● EXERCISE REQUIREMENTS: State the number of lines below in which the word "дней" appears. Nothing else belongs in the answer.

Stored entries
--- Begin ---

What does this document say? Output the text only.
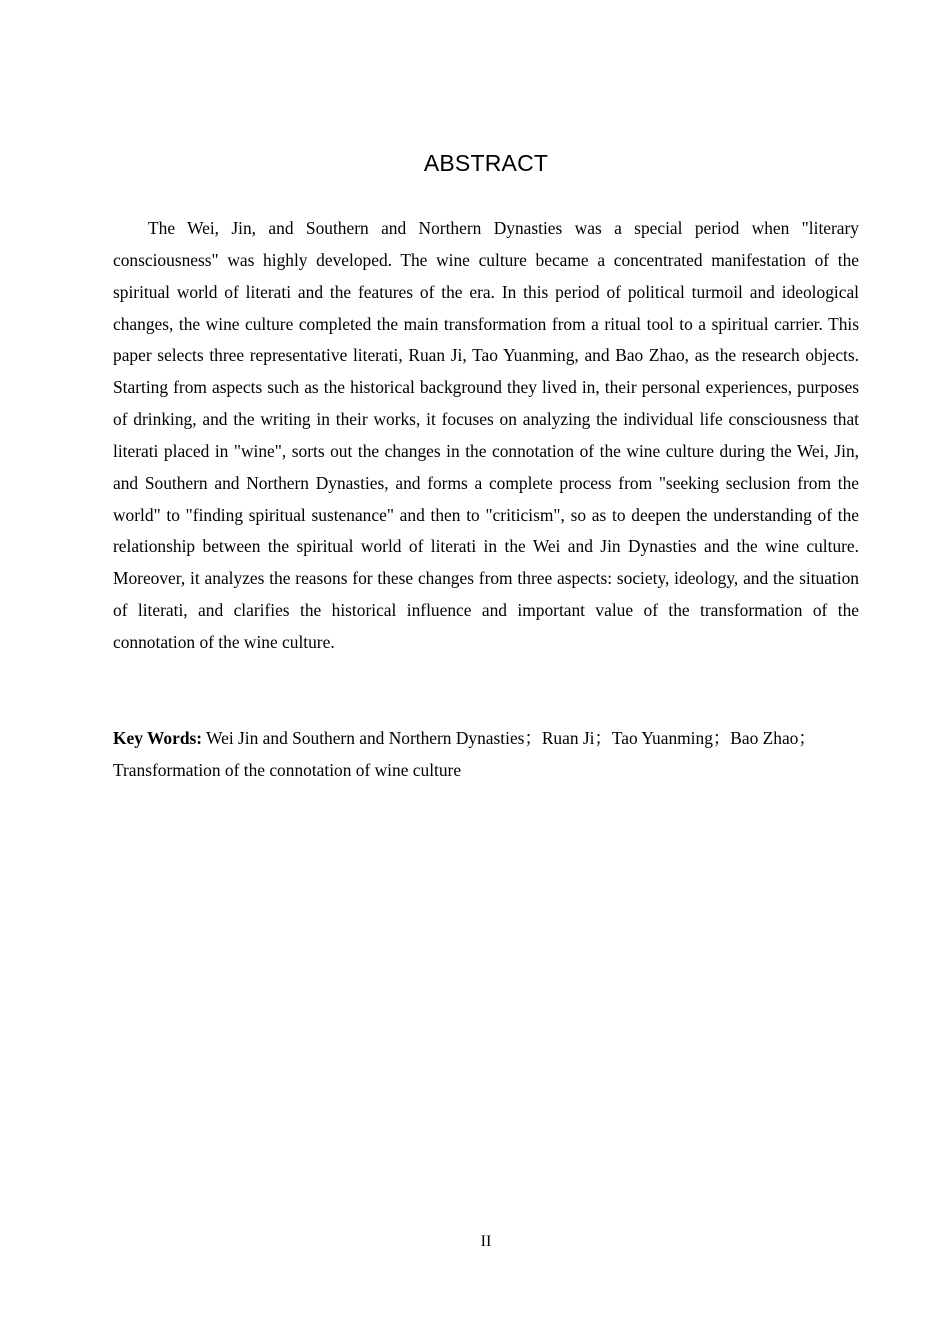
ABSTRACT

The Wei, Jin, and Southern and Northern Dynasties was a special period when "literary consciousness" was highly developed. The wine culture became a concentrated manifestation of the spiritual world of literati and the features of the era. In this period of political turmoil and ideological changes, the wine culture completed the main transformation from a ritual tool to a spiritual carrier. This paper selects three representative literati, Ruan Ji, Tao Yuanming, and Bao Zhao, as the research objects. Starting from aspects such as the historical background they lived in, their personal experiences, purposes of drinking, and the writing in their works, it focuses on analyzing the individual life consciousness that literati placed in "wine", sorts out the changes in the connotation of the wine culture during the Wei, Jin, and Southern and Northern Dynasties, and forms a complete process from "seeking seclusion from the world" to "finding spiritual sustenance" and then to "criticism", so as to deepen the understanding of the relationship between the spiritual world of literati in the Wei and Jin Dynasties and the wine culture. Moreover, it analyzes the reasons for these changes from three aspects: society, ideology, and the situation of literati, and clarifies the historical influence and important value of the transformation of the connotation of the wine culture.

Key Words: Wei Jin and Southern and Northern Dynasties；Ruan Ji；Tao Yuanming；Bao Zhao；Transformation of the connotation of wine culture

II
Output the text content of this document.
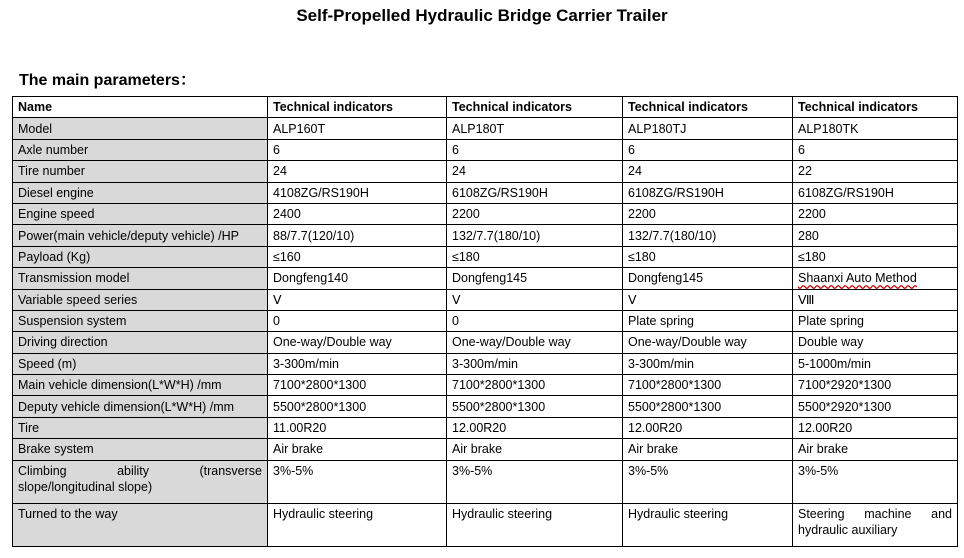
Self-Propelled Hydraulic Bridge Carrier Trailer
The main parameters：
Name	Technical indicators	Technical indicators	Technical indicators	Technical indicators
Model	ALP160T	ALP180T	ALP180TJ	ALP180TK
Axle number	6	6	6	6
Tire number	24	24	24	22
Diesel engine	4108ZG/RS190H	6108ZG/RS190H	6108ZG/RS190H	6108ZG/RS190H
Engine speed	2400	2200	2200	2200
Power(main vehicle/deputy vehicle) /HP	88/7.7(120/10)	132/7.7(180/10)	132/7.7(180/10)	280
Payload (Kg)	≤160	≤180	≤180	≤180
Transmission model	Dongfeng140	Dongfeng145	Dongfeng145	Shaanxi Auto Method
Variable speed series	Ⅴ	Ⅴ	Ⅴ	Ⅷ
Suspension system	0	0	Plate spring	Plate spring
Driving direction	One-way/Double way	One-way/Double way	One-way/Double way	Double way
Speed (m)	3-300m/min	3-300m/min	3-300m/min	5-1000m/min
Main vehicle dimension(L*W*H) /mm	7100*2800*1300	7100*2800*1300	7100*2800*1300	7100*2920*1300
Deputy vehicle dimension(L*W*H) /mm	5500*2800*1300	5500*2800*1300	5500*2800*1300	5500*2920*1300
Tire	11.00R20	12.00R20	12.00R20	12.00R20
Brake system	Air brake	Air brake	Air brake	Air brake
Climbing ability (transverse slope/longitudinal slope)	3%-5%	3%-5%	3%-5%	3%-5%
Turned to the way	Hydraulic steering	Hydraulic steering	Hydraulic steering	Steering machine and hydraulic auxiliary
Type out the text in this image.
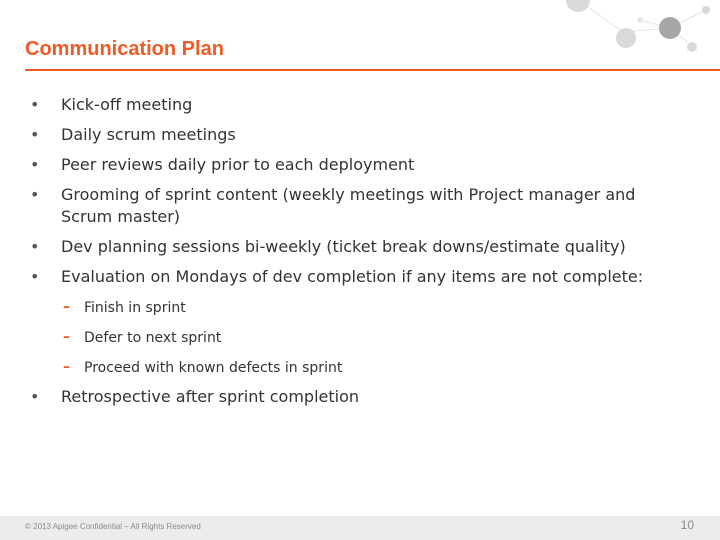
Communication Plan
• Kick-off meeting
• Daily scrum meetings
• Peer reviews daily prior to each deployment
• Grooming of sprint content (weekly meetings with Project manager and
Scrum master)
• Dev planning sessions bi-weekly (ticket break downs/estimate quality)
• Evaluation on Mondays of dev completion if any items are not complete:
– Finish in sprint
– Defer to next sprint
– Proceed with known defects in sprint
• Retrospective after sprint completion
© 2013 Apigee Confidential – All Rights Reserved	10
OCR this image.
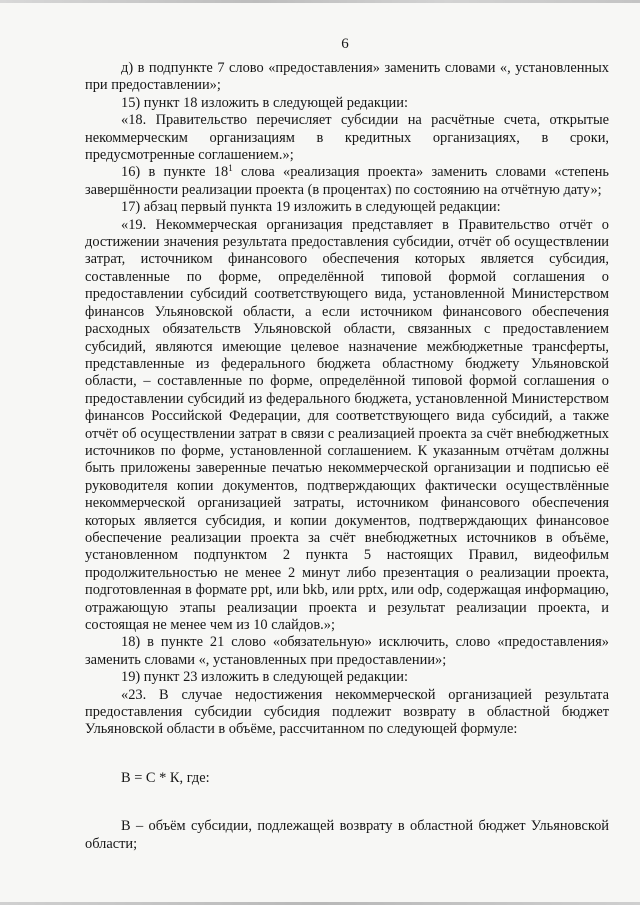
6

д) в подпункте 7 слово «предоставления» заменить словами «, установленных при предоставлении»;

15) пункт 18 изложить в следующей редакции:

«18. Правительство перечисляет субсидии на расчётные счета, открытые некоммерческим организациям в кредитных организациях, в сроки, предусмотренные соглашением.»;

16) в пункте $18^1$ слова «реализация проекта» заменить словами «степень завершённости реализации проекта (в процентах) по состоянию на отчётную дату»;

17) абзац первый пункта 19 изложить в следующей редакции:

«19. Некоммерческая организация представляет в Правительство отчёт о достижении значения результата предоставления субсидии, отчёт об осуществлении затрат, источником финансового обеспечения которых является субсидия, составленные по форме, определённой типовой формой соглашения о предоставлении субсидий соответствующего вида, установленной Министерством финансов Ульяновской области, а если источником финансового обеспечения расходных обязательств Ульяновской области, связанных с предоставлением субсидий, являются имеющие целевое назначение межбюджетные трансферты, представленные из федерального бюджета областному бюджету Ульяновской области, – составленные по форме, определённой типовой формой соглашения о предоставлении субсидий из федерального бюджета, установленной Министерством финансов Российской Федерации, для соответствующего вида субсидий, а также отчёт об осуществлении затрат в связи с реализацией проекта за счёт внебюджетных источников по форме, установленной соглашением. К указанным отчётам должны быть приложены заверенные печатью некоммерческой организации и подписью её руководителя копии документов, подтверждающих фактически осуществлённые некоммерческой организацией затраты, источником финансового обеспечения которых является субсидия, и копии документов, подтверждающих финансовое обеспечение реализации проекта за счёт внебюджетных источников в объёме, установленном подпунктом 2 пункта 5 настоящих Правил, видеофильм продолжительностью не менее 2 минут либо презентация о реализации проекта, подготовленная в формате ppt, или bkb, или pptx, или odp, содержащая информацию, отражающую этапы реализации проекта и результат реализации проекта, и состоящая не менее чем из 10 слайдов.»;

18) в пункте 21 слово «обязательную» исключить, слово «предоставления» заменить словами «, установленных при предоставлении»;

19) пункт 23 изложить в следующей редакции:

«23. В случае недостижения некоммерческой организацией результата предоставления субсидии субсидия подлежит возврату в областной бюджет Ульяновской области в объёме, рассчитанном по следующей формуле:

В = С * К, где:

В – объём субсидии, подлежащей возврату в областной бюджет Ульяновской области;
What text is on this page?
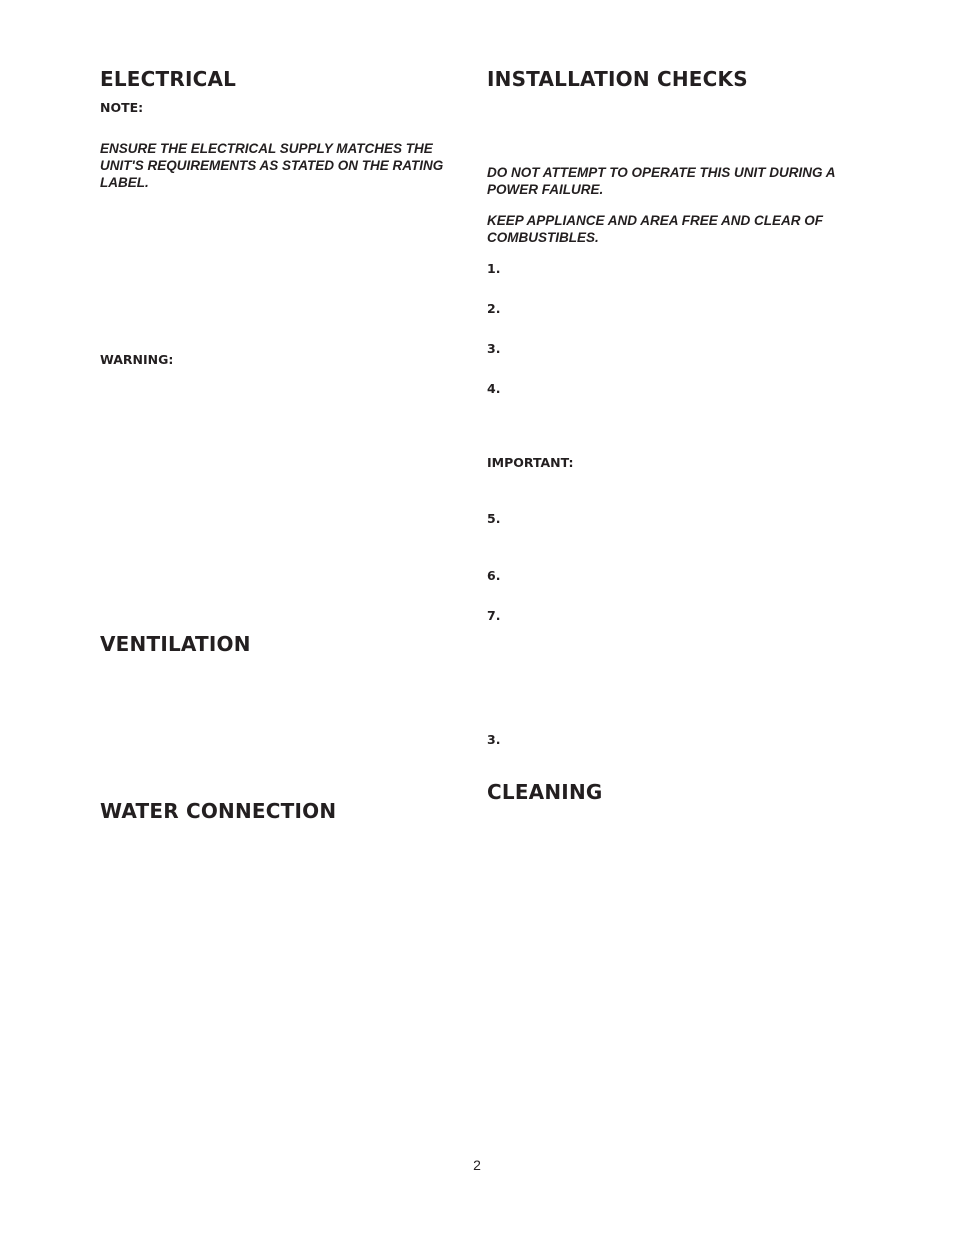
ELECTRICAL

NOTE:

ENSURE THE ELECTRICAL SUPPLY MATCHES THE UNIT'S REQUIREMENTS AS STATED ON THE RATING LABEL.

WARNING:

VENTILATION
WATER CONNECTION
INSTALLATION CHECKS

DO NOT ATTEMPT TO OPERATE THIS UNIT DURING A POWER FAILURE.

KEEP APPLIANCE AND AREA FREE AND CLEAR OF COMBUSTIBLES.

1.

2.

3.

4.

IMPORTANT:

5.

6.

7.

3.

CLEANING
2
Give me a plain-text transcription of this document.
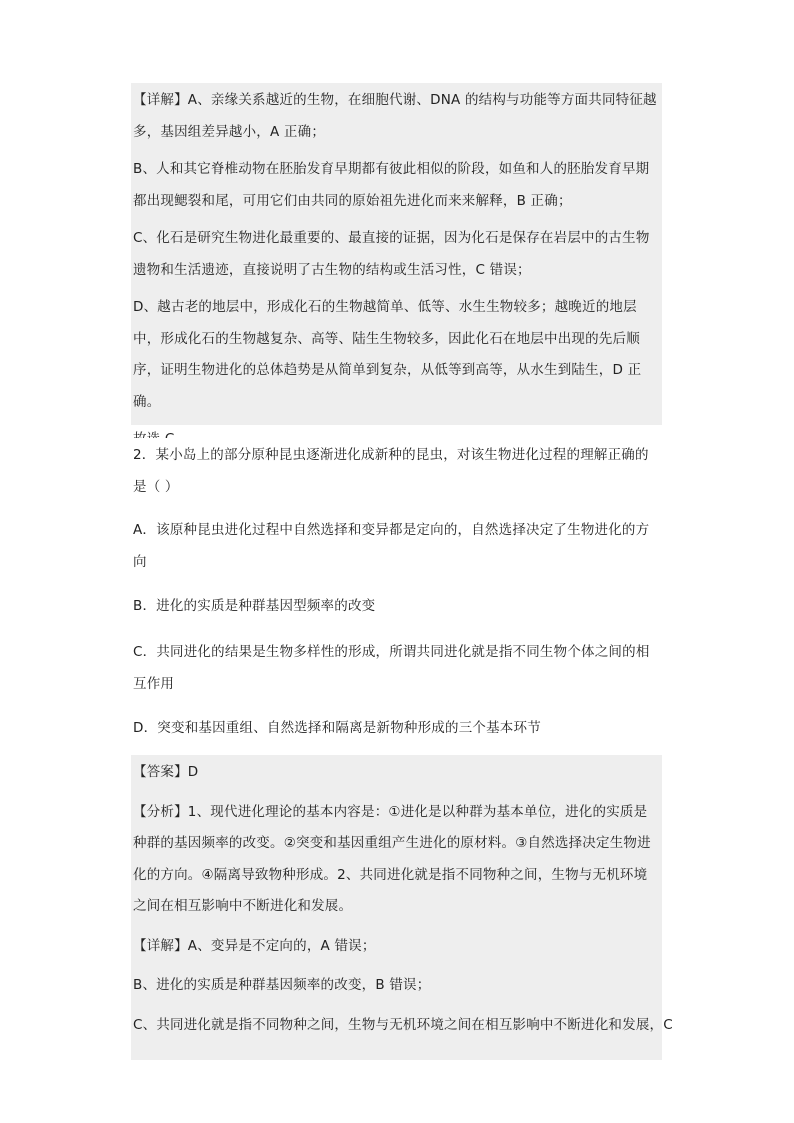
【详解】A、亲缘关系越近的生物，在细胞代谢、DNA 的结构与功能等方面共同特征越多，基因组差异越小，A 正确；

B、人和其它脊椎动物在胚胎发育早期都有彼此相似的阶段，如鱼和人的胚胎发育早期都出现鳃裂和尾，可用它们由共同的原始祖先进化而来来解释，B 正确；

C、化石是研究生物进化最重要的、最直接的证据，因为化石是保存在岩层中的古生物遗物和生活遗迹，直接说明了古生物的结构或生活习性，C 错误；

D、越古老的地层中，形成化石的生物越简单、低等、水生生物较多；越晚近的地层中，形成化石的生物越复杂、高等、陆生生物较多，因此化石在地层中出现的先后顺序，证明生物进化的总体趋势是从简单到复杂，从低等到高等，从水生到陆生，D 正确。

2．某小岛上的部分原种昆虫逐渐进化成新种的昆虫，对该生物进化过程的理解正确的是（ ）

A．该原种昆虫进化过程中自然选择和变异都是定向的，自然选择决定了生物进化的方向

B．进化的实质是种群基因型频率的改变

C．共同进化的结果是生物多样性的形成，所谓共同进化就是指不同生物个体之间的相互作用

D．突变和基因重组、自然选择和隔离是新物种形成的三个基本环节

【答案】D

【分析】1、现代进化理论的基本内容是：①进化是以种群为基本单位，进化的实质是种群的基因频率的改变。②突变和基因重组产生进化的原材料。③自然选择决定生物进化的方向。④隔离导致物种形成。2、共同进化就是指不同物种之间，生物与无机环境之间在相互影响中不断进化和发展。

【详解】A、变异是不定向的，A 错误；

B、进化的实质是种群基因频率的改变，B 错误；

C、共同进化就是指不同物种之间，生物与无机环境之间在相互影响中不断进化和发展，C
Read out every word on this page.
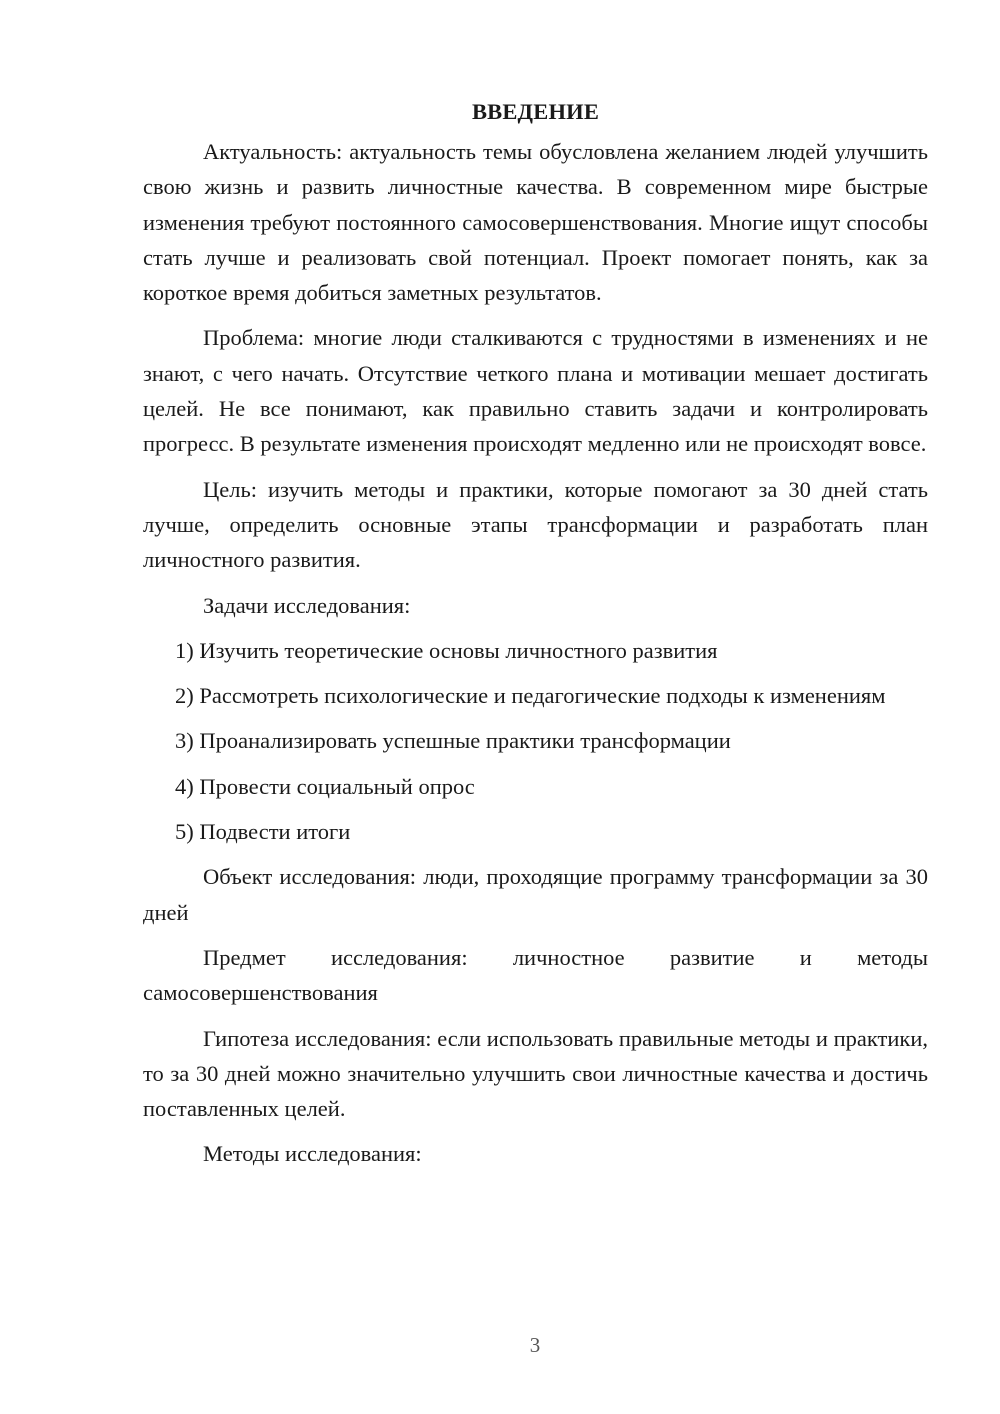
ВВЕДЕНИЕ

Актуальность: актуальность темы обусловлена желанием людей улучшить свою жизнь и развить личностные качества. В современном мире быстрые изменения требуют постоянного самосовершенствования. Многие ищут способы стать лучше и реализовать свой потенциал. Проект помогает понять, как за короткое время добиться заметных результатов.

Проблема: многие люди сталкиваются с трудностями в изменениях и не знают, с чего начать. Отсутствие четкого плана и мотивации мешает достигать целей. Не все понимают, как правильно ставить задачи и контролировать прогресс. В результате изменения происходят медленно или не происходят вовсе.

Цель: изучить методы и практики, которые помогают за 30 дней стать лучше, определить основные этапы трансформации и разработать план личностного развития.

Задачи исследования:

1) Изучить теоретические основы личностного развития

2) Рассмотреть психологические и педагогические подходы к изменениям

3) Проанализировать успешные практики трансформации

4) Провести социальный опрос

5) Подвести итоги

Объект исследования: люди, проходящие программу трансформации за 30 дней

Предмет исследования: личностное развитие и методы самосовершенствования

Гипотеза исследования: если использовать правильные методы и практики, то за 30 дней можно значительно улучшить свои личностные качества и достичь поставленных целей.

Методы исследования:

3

--- End ---

● ANSWER TO THE EXERCISE: 3